Document segment ::
##########

Prior to the advent of remote sensing technologies that lend themselves to the observation of specific ESP, the traditional approach to such surface data acquisition has been in situ measurements. However, remoteness and large spatial extent limit conventional in situ measurements, while the seasonal cloud cover of dynamically important regions limits the applications of the predominant optical satellite surface observations. In the case of SSS observations, the launch of different all-weather satellite missions focused on sea surface observations, particularly the European Space Agency (ESA) Soil Moisture and Ocean Salinity (SMOS) satellite, which had a microwave imaging radiometer using aperture synthesis (MIRAS) on board in 2009; the subsequent National Aeronautics and Space Administration (NASA) Aquarius in 2011; the Soil Moisture Active Passive Mission (SMAP) in 2015, which used L-band (1.4 GHz) radiometry to measure SSS at approximately 0.2 practical salinity unit (psu) accuracy; and a paradigm shift to global satellite observations of SSS and other relevant sea surface variables such as high wind speed, wind speed, and sea surface temperature (Ajibola-James, 2023). The increasing development of contemporary all-weather satellite missions signifies the relative importance of their datasets for various applications, particularly for ML modelling and forecasting of ESP at different spatial scales ranging from local to global scales.

ML is a subset of artificial intelligence that enables computers to cleverly and intuitively make relatively accurate predictions based on previous learning by ML models. ML is a method of data analysis that involves building systems (models and algorithms) that can learn from data without being explicitly programmed, identifying patterns, and making decisions with minimal human intervention (Ajibola-James, 2023). To make the model selection process simpler for forecasting, ML entails a variety of strategies for identifying patterns and relationships in the data (Chan-Lau, 2017). A notable advantage of ML models and algorithms is their increasing ability to handle the time component of relatively large amounts of data (complex structured, semistructured and unstructured datasets with several characteristics, including volume, velocity, veracity, value and validity) in predictive studies. A time series is a sequence of data collected over a specific period of time. The time scale component of a data series may be either every minute or hourly or daily or monthly or yearly. When only one of the time scales is involved, it is regarded as a single seasonality. Any situation involving datasets with more than one of the time scales, for example, hourly and daily or hourly, daily and monthly or daily, monthly, and yearly, is called multiple seasonality. Time series forecasting has become a significant part of ML since there are many prediction problems with time components (Ajibola-James, 2023).

##########

Stored entries:

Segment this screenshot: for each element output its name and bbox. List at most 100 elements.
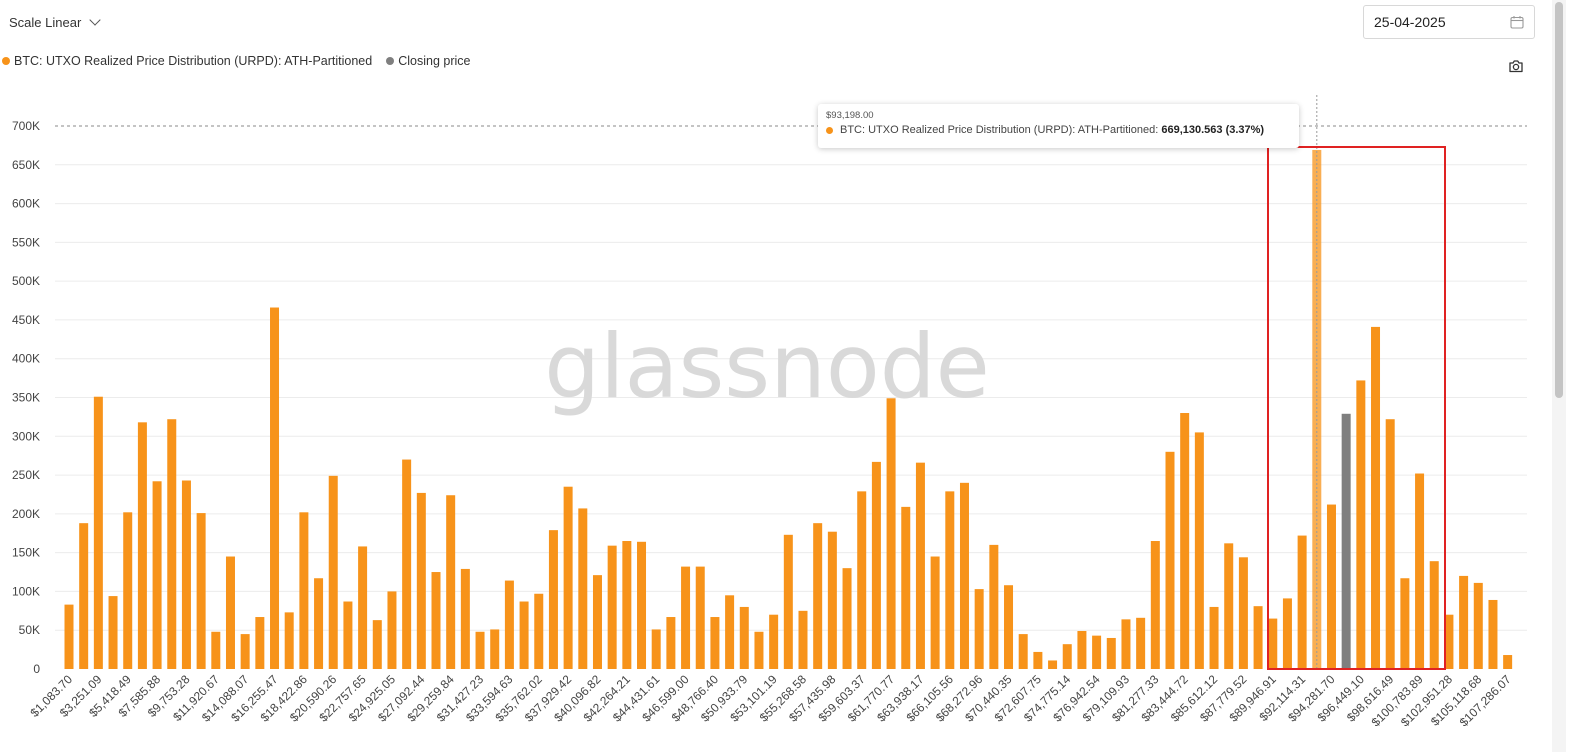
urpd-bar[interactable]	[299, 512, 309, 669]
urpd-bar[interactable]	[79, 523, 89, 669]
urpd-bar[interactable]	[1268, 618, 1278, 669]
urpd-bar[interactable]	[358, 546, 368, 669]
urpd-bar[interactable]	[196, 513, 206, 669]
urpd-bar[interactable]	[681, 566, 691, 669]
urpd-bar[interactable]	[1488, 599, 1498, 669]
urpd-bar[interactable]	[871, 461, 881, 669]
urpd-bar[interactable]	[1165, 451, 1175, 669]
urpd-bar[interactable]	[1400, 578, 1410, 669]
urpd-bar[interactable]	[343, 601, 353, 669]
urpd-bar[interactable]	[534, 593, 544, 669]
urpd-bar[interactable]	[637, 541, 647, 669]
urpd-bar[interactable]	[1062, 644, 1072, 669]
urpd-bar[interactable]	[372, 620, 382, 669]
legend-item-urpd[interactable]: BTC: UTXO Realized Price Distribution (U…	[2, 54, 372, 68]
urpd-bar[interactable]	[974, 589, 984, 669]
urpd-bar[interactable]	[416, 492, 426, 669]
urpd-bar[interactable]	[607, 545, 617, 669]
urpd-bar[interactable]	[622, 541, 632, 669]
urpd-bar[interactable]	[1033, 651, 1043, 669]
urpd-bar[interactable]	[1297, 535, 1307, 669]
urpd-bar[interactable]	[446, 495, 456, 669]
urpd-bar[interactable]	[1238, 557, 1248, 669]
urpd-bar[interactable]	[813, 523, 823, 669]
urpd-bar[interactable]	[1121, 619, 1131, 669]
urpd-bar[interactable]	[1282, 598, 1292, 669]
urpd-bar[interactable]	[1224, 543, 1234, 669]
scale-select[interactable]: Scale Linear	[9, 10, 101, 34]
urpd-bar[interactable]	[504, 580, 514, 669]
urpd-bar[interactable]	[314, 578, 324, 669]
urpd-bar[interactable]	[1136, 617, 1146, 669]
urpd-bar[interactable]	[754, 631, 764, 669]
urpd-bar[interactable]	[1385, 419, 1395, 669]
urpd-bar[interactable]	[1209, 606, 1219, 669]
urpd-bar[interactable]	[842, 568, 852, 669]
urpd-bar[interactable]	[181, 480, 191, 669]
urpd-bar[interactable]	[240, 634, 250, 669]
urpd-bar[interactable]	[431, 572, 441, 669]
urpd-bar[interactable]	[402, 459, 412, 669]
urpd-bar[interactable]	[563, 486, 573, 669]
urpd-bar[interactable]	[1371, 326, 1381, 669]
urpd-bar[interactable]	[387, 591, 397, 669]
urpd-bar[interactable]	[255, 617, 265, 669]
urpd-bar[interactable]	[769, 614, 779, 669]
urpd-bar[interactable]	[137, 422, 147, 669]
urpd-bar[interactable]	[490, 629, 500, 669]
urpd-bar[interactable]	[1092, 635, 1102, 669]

##########

Objective ::
Reproduce the entire passage on satellite sea surface observations and machine learning forecasting, word for word.

Solution to the problem ::
Prior to the advent of remote sensing technologies that lend themselves to the observation of specific ESP, the traditional approach to such surface data acquisition has been in situ measurements. However, remoteness and large spatial extent limit conventional in situ measurements, while the seasonal cloud cover of dynamically important regions limits the applications of the predominant optical satellite surface observations. In the case of SSS observations, the launch of different all-weather satellite missions focused on sea surface observations, particularly the European Space Agency (ESA) Soil Moisture and Ocean Salinity (SMOS) satellite, which had a microwave imaging radiometer using aperture synthesis (MIRAS) on board in 2009; the subsequent National Aeronautics and Space Administration (NASA) Aquarius in 2011; the Soil Moisture Active Passive Mission (SMAP) in 2015, which used L-band (1.4 GHz) radiometry to measure SSS at approximately 0.2 practical salinity unit (psu) accuracy; and a paradigm shift to global satellite observations of SSS and other relevant sea surface variables such as high wind speed, wind speed, and sea surface temperature (Ajibola-James, 2023). The increasing development of contemporary all-weather satellite missions signifies the relative importance of their datasets for various applications, particularly for ML modelling and forecasting of ESP at different spatial scales ranging from local to global scales.

ML is a subset of artificial intelligence that enables computers to cleverly and intuitively make relatively accurate predictions based on previous learning by ML models. ML is a method of data analysis that involves building systems (models and algorithms) that can learn from data without being explicitly programmed, identifying patterns, and making decisions with minimal human intervention (Ajibola-James, 2023). To make the model selection process simpler for forecasting, ML entails a variety of strategies for identifying patterns and relationships in the data (Chan-Lau, 2017). A notable advantage of ML models and algorithms is their increasing ability to handle the time component of relatively large amounts of data (complex structured, semistructured and unstructured datasets with several characteristics, including volume, velocity, veracity, value and validity) in predictive studies. A time series is a sequence of data collected over a specific period of time. The time scale component of a data series may be either every minute or hourly or daily or monthly or yearly. When only one of the time scales is involved, it is regarded as a single seasonality. Any situation involving datasets with more than one of the time scales, for example, hourly and daily or hourly, daily and monthly or daily, monthly, and yearly, is called multiple seasonality. Time series forecasting has become a significant part of ML since there are many prediction problems with time components (Ajibola-James, 2023).